What is required → Copy out every line of the data exactly.
— Start Input —
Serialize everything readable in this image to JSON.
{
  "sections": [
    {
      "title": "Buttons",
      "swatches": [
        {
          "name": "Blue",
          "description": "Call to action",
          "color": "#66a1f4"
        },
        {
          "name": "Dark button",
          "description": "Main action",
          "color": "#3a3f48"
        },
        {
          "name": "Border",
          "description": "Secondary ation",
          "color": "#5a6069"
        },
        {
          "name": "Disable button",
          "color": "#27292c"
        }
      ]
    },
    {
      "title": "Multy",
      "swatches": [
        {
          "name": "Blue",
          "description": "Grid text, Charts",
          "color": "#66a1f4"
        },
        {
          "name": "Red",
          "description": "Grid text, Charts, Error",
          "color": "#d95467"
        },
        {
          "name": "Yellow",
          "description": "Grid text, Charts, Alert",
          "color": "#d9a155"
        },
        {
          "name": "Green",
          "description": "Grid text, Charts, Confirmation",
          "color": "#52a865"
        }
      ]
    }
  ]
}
— End Input —
Finished exercise →
Serialize everything readable in this image to JSON.
{
  "sections": [
    {
      "title": "Buttons",
      "swatches": [
        {
          "name": "Blue",
          "description": "Call to action",
          "color": "#66a1f4"
        },
        {
          "name": "Dark button",
          "description": "Main action",
          "color": "#3a3f48"
        },
        {
          "name": "Border",
          "description": "Secondary ation",
          "color": "#5a6069"
        },
        {
          "name": "Disable button",
          "color": "#27292c"
        }
      ]
    },
    {
      "title": "Multy",
      "swatches": [
        {
          "name": "Blue",
          "description": "Grid text, Charts",
          "color": "#66a1f4"
        },
        {
          "name": "Red",
          "description": "Grid text, Charts, Error",
          "color": "#d95467"
        },
        {
          "name": "Yellow",
          "description": "Grid text, Charts, Alert",
          "color": "#d9a155"
        },
        {
          "name": "Green",
          "description": "Grid text, Charts, Confirmation",
          "color": "#52a865"
        }
      ]
    }
  ]
}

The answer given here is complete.